Supplied records
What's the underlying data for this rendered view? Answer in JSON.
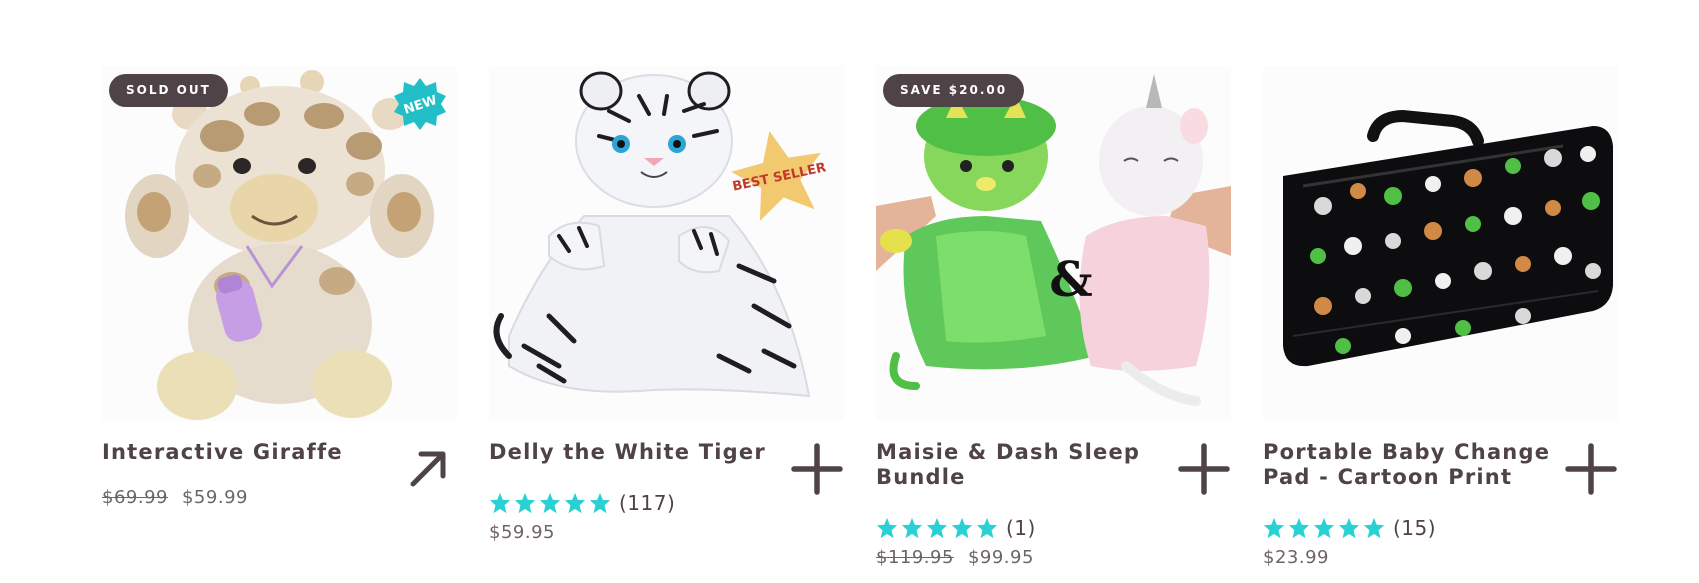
{
  "colors": {
    "text": "#4f4347",
    "badge_bg": "#4f4347",
    "star": "#2ad1d4",
    "action_icon": "#4f4347"
  },
  "products": [
    {
      "title": "Interactive Giraffe",
      "badge": "SOLD OUT",
      "overlay_label": "NEW",
      "action_icon": "arrow-up-right-icon",
      "rating": null,
      "compare_price": "$69.99",
      "price": "$59.99"
    },
    {
      "title": "Delly the White Tiger",
      "badge": "",
      "overlay_label": "BEST SELLER",
      "action_icon": "plus-icon",
      "rating": {
        "stars": 5,
        "count": "(117)"
      },
      "compare_price": "",
      "price": "$59.95"
    },
    {
      "title": "Maisie & Dash Sleep Bundle",
      "badge": "SAVE $20.00",
      "overlay_label": "&",
      "action_icon": "plus-icon",
      "rating": {
        "stars": 5,
        "count": "(1)"
      },
      "compare_price": "$119.95",
      "price": "$99.95"
    },
    {
      "title": "Portable Baby Change Pad - Cartoon Print",
      "badge": "",
      "overlay_label": "",
      "action_icon": "plus-icon",
      "rating": {
        "stars": 5,
        "count": "(15)"
      },
      "compare_price": "",
      "price": "$23.99"
    }
  ]
}
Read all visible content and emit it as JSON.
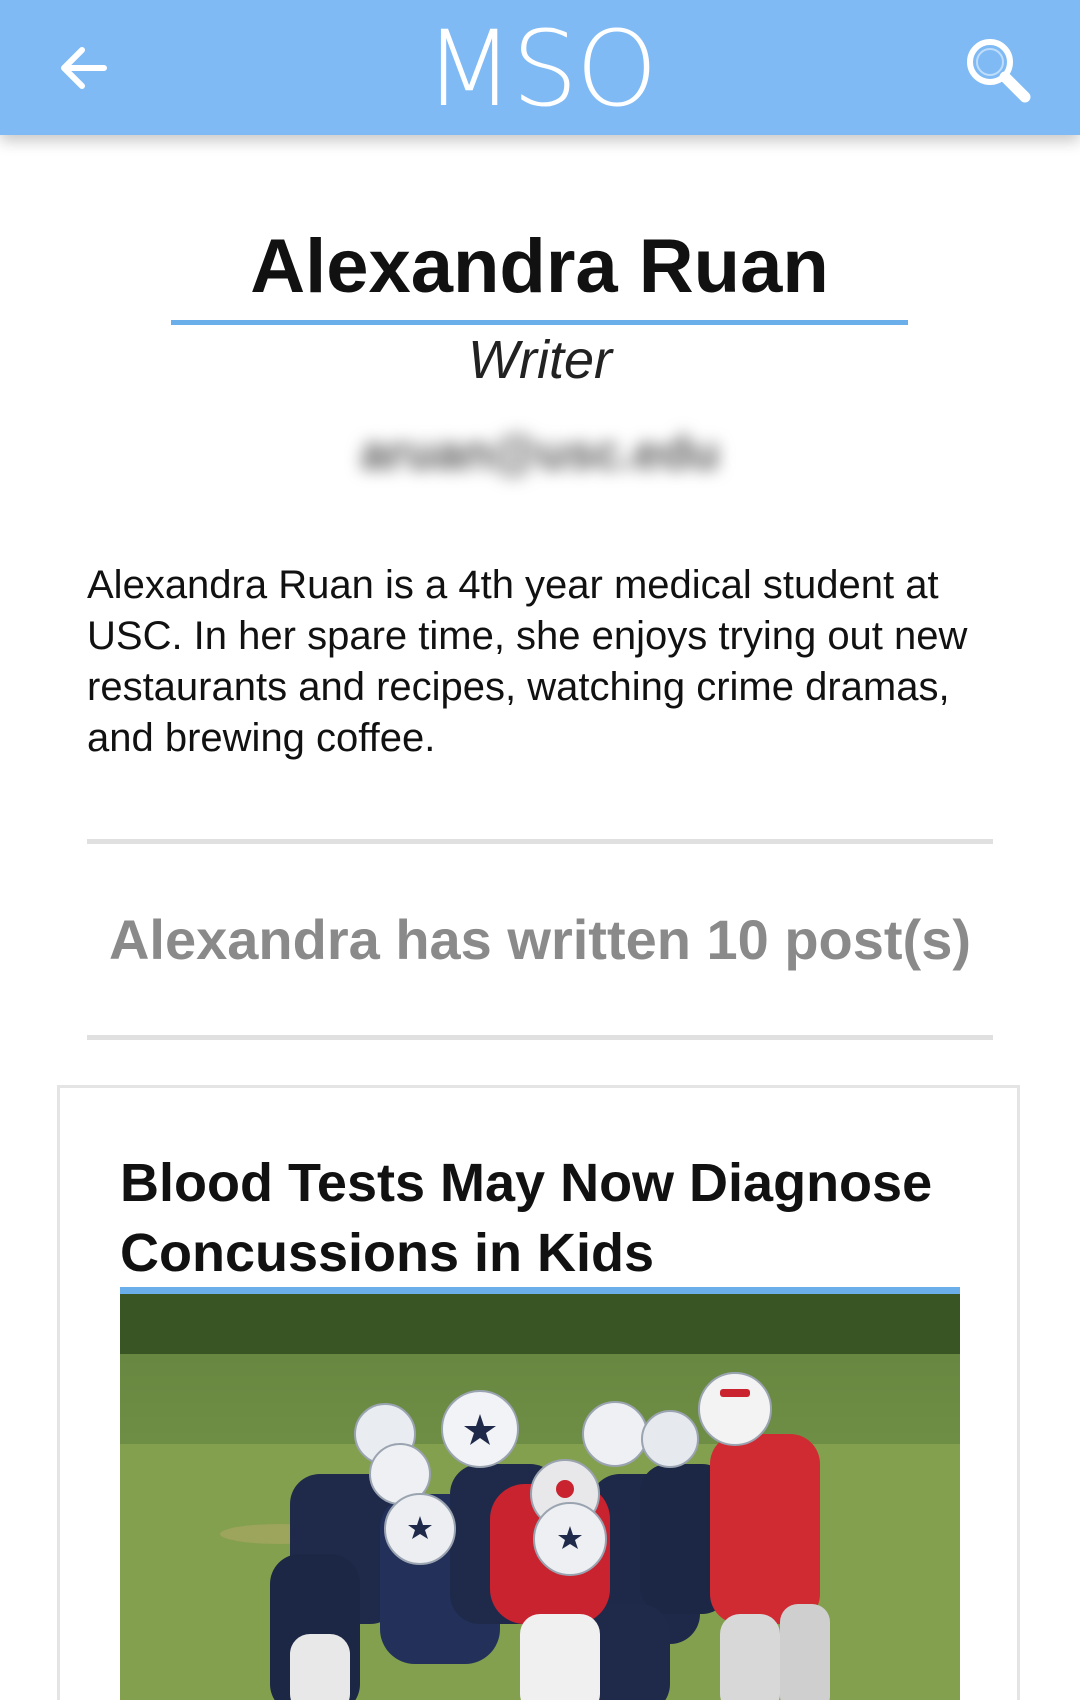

What this task involves
All of the material above needs to be restated exactly, with no pictures.

Solution for this exercise
What's the underlying data for this rendered view? Answer in JSON.
{
  "colors": {
    "text": "#4f4347",
    "badge_bg": "#4f4347",
    "star": "#2ad1d4",
    "action_icon": "#4f4347"
  },
  "products": [
    {
      "title": "Interactive Giraffe",
      "badge": "SOLD OUT",
      "overlay_label": "NEW",
      "action_icon": "arrow-up-right-icon",
      "rating": null,
      "compare_price": "$69.99",
      "price": "$59.99"
    },
    {
      "title": "Delly the White Tiger",
      "badge": "",
      "overlay_label": "BEST SELLER",
      "action_icon": "plus-icon",
      "rating": {
        "stars": 5,
        "count": "(117)"
      },
      "compare_price": "",
      "price": "$59.95"
    },
    {
      "title": "Maisie & Dash Sleep Bundle",
      "badge": "SAVE $20.00",
      "overlay_label": "&",
      "action_icon": "plus-icon",
      "rating": {
        "stars": 5,
        "count": "(1)"
      },
      "compare_price": "$119.95",
      "price": "$99.95"
    },
    {
      "title": "Portable Baby Change Pad - Cartoon Print",
      "badge": "",
      "overlay_label": "",
      "action_icon": "plus-icon",
      "rating": {
        "stars": 5,
        "count": "(15)"
      },
      "compare_price": "",
      "price": "$23.99"
    }
  ]
}
Read all visible content and emit it as JSON.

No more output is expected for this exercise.